## start RECORDS FOR PROCESSING

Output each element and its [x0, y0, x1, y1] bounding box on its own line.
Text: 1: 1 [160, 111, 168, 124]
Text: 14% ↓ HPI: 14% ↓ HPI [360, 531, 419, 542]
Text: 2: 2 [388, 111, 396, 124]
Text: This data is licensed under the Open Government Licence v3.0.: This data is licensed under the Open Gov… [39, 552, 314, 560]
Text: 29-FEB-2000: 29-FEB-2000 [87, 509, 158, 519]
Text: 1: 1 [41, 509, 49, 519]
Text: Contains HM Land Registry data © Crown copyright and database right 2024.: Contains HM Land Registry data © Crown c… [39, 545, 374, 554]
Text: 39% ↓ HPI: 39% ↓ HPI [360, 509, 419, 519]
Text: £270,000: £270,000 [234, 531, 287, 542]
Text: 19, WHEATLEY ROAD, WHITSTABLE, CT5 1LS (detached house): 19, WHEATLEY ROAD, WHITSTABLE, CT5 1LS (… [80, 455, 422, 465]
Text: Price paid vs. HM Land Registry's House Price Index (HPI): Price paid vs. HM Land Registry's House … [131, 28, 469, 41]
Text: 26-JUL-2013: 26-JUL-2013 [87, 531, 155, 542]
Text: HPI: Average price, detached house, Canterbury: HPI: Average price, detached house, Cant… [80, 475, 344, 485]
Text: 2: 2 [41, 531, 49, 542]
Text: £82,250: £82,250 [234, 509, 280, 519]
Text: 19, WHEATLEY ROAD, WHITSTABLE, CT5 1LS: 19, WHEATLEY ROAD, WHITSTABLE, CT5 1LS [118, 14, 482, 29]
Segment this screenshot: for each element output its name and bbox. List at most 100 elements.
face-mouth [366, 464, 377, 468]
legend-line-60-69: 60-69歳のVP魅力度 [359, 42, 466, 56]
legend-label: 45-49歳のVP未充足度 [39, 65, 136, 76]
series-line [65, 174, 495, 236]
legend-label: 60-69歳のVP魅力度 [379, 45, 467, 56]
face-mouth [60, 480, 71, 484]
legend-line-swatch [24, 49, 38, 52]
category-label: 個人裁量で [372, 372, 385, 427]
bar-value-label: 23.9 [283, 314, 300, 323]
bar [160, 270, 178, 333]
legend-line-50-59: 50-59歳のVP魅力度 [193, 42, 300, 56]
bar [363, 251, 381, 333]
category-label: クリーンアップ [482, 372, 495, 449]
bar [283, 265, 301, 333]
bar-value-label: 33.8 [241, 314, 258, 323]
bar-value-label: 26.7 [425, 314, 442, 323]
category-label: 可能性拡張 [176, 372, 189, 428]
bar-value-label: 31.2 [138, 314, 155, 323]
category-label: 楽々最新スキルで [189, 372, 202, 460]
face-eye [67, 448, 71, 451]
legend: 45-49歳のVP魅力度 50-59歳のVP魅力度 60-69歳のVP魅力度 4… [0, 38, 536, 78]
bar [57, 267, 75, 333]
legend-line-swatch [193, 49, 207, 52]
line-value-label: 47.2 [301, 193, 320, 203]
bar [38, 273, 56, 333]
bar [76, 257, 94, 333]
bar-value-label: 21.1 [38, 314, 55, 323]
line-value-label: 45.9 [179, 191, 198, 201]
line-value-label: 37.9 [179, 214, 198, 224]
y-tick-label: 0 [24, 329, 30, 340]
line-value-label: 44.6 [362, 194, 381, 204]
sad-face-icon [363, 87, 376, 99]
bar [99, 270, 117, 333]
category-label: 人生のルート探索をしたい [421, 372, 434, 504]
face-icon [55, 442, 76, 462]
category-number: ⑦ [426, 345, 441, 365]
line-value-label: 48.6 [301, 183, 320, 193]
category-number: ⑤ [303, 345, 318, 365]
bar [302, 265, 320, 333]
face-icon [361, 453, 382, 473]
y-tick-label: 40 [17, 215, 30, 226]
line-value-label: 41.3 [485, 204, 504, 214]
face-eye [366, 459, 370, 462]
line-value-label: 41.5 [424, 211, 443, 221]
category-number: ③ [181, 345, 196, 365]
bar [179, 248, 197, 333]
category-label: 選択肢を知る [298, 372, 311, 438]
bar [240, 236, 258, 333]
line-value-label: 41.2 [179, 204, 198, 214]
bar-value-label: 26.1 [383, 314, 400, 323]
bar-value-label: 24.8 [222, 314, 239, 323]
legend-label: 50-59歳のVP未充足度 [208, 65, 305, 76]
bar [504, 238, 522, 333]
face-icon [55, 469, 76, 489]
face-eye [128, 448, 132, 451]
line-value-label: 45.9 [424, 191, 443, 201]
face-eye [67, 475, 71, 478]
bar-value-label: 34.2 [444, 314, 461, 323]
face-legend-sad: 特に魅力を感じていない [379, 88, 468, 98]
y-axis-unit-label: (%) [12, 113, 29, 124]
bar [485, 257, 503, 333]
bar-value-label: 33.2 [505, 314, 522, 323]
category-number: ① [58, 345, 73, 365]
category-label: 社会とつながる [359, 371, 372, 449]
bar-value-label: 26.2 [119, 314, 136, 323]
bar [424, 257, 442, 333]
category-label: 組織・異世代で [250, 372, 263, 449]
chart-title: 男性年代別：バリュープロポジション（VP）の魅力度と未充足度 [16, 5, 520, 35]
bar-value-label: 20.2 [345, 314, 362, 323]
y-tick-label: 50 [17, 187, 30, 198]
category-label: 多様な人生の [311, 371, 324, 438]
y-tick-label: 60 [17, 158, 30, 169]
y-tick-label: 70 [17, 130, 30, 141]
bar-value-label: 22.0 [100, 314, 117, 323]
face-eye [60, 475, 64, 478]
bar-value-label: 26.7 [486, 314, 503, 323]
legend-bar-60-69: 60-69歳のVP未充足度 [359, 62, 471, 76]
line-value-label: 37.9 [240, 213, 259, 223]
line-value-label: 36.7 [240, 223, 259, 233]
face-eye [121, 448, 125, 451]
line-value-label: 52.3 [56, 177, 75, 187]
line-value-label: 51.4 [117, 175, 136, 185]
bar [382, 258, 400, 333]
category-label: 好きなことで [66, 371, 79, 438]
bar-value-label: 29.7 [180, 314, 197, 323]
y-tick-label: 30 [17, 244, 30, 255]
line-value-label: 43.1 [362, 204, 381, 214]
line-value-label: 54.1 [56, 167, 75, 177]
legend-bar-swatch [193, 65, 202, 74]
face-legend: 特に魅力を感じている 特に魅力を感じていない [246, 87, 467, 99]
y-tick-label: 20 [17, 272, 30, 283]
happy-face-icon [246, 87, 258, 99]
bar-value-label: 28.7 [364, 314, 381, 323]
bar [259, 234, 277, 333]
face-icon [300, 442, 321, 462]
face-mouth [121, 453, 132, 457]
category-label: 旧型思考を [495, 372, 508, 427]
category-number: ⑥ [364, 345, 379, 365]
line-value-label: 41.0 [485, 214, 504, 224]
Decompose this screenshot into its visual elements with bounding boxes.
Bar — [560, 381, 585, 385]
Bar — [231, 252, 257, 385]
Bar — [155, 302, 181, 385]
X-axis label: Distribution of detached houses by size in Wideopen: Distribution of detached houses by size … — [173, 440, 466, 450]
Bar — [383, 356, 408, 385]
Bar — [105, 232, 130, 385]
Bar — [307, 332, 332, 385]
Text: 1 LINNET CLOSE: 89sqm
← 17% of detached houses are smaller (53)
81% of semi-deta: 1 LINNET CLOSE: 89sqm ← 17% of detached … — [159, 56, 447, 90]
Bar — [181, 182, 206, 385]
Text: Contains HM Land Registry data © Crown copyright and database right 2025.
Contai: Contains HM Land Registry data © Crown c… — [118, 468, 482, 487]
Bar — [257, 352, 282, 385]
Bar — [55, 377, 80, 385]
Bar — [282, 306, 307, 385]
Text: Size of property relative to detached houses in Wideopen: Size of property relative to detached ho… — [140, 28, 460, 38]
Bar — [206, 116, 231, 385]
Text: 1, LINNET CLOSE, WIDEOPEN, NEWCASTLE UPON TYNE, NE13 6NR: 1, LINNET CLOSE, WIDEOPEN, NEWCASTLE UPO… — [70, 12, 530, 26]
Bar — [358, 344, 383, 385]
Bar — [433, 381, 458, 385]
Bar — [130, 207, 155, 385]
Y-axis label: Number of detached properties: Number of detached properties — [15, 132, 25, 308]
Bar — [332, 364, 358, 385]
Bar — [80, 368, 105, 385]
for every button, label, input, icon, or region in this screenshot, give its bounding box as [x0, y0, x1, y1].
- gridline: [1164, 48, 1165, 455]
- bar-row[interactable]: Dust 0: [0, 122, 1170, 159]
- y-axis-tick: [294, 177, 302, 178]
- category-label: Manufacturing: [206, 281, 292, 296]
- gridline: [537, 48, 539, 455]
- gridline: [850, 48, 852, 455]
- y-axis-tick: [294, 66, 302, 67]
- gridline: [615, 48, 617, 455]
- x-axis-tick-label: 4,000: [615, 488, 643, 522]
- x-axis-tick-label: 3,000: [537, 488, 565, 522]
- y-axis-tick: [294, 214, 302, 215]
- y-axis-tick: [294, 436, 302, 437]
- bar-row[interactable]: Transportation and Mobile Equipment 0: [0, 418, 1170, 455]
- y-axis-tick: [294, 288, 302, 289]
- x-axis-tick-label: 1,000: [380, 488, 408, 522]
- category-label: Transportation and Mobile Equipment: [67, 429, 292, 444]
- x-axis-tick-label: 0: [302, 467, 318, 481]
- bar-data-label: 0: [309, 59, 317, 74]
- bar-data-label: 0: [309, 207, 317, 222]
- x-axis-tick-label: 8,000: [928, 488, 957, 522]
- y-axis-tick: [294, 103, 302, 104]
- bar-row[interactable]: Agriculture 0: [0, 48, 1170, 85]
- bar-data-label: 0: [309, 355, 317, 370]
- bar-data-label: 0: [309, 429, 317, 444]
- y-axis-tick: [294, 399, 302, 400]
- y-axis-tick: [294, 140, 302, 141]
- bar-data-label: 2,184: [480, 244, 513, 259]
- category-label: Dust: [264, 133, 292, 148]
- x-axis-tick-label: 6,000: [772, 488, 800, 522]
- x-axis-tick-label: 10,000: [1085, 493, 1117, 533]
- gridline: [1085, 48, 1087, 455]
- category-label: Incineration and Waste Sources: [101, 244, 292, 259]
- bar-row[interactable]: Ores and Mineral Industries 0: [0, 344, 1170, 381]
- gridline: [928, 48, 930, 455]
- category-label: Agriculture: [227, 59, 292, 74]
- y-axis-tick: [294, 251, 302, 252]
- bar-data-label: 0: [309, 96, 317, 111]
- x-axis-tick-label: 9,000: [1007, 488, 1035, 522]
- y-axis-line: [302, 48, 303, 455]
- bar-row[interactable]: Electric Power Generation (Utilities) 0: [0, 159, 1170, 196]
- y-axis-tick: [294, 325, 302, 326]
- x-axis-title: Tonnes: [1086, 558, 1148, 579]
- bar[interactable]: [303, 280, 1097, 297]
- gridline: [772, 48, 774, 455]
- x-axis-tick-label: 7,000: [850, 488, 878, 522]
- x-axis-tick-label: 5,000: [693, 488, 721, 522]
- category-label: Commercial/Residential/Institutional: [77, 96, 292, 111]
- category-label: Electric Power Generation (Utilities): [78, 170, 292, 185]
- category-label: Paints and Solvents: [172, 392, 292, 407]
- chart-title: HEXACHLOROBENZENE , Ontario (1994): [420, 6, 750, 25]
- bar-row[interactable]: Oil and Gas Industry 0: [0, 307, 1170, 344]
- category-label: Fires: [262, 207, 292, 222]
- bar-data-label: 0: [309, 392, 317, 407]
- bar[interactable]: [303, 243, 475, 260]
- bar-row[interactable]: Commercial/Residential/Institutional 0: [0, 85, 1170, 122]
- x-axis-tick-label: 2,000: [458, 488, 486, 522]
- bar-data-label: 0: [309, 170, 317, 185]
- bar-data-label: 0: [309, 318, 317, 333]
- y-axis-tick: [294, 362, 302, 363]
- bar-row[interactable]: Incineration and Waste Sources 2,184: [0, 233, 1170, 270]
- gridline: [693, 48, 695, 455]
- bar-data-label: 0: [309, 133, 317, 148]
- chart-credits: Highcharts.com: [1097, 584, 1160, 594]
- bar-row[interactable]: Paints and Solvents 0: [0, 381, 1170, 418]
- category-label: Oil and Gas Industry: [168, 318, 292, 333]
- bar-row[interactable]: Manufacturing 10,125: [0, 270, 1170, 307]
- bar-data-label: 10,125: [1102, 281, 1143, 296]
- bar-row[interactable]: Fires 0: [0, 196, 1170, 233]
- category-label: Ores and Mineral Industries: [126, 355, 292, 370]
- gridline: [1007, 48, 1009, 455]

## end RECORDS FOR PROCESSING

### GIVEN EXERCISE
Copy the items from the very first line through the line containing "Text: 2: 2 [388, 111, 396, 124]", keeping both ends and changing nothing.

### TASK OUTPUT
Output each element and its [x0, y0, x1, y1] bounding box on its own line.
Text: 1: 1 [160, 111, 168, 124]
Text: 14% ↓ HPI: 14% ↓ HPI [360, 531, 419, 542]
Text: 2: 2 [388, 111, 396, 124]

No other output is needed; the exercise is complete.